## Goal of the exercise
Repeat, line for line, the entries printed below.

## Given entries
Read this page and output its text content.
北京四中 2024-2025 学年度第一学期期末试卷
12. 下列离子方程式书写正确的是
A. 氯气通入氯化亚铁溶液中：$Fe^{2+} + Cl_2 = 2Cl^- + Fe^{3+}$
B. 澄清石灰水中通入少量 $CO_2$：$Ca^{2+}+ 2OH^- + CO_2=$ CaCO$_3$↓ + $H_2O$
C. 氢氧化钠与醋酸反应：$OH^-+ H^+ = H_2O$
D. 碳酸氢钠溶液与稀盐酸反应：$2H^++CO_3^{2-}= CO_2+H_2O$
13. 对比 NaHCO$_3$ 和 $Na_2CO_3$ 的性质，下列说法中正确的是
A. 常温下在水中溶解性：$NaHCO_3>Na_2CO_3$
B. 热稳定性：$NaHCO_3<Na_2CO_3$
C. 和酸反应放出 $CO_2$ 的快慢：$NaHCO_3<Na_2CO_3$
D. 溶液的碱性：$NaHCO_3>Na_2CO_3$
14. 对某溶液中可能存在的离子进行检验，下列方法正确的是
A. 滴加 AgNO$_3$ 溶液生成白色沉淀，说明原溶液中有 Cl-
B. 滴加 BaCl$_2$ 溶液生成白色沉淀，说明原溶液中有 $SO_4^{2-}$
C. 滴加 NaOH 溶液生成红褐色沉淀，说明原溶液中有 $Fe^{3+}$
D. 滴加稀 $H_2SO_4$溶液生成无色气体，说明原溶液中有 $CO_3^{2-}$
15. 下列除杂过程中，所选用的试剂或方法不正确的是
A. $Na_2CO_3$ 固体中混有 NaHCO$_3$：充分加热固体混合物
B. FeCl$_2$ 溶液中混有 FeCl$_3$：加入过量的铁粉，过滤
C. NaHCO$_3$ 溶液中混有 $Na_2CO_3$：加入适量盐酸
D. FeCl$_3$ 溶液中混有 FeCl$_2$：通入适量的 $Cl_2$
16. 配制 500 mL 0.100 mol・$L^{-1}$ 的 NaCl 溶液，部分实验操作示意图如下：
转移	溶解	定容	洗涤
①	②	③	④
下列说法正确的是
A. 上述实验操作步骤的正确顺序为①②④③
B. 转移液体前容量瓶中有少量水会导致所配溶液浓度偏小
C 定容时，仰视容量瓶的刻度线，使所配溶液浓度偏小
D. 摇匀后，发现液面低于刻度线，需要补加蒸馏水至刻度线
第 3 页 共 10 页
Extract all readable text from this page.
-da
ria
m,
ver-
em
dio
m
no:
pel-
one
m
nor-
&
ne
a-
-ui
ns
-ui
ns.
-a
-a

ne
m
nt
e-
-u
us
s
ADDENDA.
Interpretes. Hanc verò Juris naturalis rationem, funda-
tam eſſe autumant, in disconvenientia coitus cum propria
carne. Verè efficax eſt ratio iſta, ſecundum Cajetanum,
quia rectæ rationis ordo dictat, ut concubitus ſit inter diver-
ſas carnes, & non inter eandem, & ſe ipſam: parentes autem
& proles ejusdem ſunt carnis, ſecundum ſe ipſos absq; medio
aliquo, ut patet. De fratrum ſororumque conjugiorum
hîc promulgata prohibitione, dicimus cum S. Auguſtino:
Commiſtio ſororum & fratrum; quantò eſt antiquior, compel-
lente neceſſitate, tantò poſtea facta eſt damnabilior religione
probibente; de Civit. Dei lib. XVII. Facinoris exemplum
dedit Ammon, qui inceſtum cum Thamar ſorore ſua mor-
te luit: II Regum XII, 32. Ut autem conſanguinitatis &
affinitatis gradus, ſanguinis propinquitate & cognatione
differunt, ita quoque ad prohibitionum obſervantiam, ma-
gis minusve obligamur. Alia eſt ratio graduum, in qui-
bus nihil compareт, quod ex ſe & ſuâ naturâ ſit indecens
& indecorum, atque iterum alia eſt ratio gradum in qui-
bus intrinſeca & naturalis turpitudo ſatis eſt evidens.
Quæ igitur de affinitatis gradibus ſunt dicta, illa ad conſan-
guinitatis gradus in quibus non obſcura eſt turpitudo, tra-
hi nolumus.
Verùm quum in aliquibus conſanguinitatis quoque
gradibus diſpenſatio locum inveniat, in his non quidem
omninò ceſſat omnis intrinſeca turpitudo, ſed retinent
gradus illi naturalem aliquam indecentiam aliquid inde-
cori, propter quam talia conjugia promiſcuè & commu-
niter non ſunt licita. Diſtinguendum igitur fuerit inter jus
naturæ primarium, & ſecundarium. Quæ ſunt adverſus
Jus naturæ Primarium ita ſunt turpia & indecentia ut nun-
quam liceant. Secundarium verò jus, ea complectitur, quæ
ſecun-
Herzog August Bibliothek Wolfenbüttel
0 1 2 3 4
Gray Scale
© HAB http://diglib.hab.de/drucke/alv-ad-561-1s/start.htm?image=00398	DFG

## Exercise result
Read this page and output its text content.
北京四中 2024-2025 学年度第一学期期末试卷
12. 下列离子方程式书写正确的是
A. 氯气通入氯化亚铁溶液中：$Fe^{2+} + Cl_2 = 2Cl^- + Fe^{3+}$
B. 澄清石灰水中通入少量 $CO_2$：$Ca^{2+}+ 2OH^- + CO_2=$ CaCO$_3$↓ + $H_2O$
C. 氢氧化钠与醋酸反应：$OH^-+ H^+ = H_2O$
D. 碳酸氢钠溶液与稀盐酸反应：$2H^++CO_3^{2-}= CO_2+H_2O$
13. 对比 NaHCO$_3$ 和 $Na_2CO_3$ 的性质，下列说法中正确的是
A. 常温下在水中溶解性：$NaHCO_3>Na_2CO_3$
B. 热稳定性：$NaHCO_3<Na_2CO_3$
C. 和酸反应放出 $CO_2$ 的快慢：$NaHCO_3<Na_2CO_3$
D. 溶液的碱性：$NaHCO_3>Na_2CO_3$
14. 对某溶液中可能存在的离子进行检验，下列方法正确的是
A. 滴加 AgNO$_3$ 溶液生成白色沉淀，说明原溶液中有 Cl-
B. 滴加 BaCl$_2$ 溶液生成白色沉淀，说明原溶液中有 $SO_4^{2-}$
C. 滴加 NaOH 溶液生成红褐色沉淀，说明原溶液中有 $Fe^{3+}$
D. 滴加稀 $H_2SO_4$溶液生成无色气体，说明原溶液中有 $CO_3^{2-}$
15. 下列除杂过程中，所选用的试剂或方法不正确的是
A. $Na_2CO_3$ 固体中混有 NaHCO$_3$：充分加热固体混合物
B. FeCl$_2$ 溶液中混有 FeCl$_3$：加入过量的铁粉，过滤
C. NaHCO$_3$ 溶液中混有 $Na_2CO_3$：加入适量盐酸
D. FeCl$_3$ 溶液中混有 FeCl$_2$：通入适量的 $Cl_2$
16. 配制 500 mL 0.100 mol・$L^{-1}$ 的 NaCl 溶液，部分实验操作示意图如下：
转移	溶解	定容	洗涤
①	②	③	④
下列说法正确的是
A. 上述实验操作步骤的正确顺序为①②④③
B. 转移液体前容量瓶中有少量水会导致所配溶液浓度偏小
C 定容时，仰视容量瓶的刻度线，使所配溶液浓度偏小
D. 摇匀后，发现液面低于刻度线，需要补加蒸馏水至刻度线
第 3 页 共 10 页
Extract all readable text from this page.
-da
ria
m,
ver-
em
dio
m
no:
pel-
one
m
nor-
&
ne
a-
-ui
ns
-ui
ns.
-a
-a

ne
m
nt
e-
-u
us
s
ADDENDA.
Interpretes. Hanc verò Juris naturalis rationem, funda-
tam eſſe autumant, in disconvenientia coitus cum propria
carne. Verè efficax eſt ratio iſta, ſecundum Cajetanum,
quia rectæ rationis ordo dictat, ut concubitus ſit inter diver-
ſas carnes, & non inter eandem, & ſe ipſam: parentes autem
& proles ejusdem ſunt carnis, ſecundum ſe ipſos absq; medio
aliquo, ut patet. De fratrum ſororumque conjugiorum
hîc promulgata prohibitione, dicimus cum S. Auguſtino:
Commiſtio ſororum & fratrum; quantò eſt antiquior, compel-
lente neceſſitate, tantò poſtea facta eſt damnabilior religione
probibente; de Civit. Dei lib. XVII. Facinoris exemplum
dedit Ammon, qui inceſtum cum Thamar ſorore ſua mor-
te luit: II Regum XII, 32. Ut autem conſanguinitatis &
affinitatis gradus, ſanguinis propinquitate & cognatione
differunt, ita quoque ad prohibitionum obſervantiam, ma-
gis minusve obligamur. Alia eſt ratio graduum, in qui-
bus nihil compareт, quod ex ſe & ſuâ naturâ ſit indecens
& indecorum, atque iterum alia eſt ratio gradum in qui-
bus intrinſeca & naturalis turpitudo ſatis eſt evidens.
Quæ igitur de affinitatis gradibus ſunt dicta, illa ad conſan-
guinitatis gradus in quibus non obſcura eſt turpitudo, tra-
hi nolumus.
Verùm quum in aliquibus conſanguinitatis quoque
gradibus diſpenſatio locum inveniat, in his non quidem
omninò ceſſat omnis intrinſeca turpitudo, ſed retinent
gradus illi naturalem aliquam indecentiam aliquid inde-
cori, propter quam talia conjugia promiſcuè & commu-
niter non ſunt licita. Diſtinguendum igitur fuerit inter jus
naturæ primarium, & ſecundarium. Quæ ſunt adverſus
Jus naturæ Primarium ita ſunt turpia & indecentia ut nun-
quam liceant. Secundarium verò jus, ea complectitur, quæ
ſecun-
Herzog August Bibliothek Wolfenbüttel
0 1 2 3 4
Gray Scale
© HAB http://diglib.hab.de/drucke/alv-ad-561-1s/start.htm?image=00398	DFG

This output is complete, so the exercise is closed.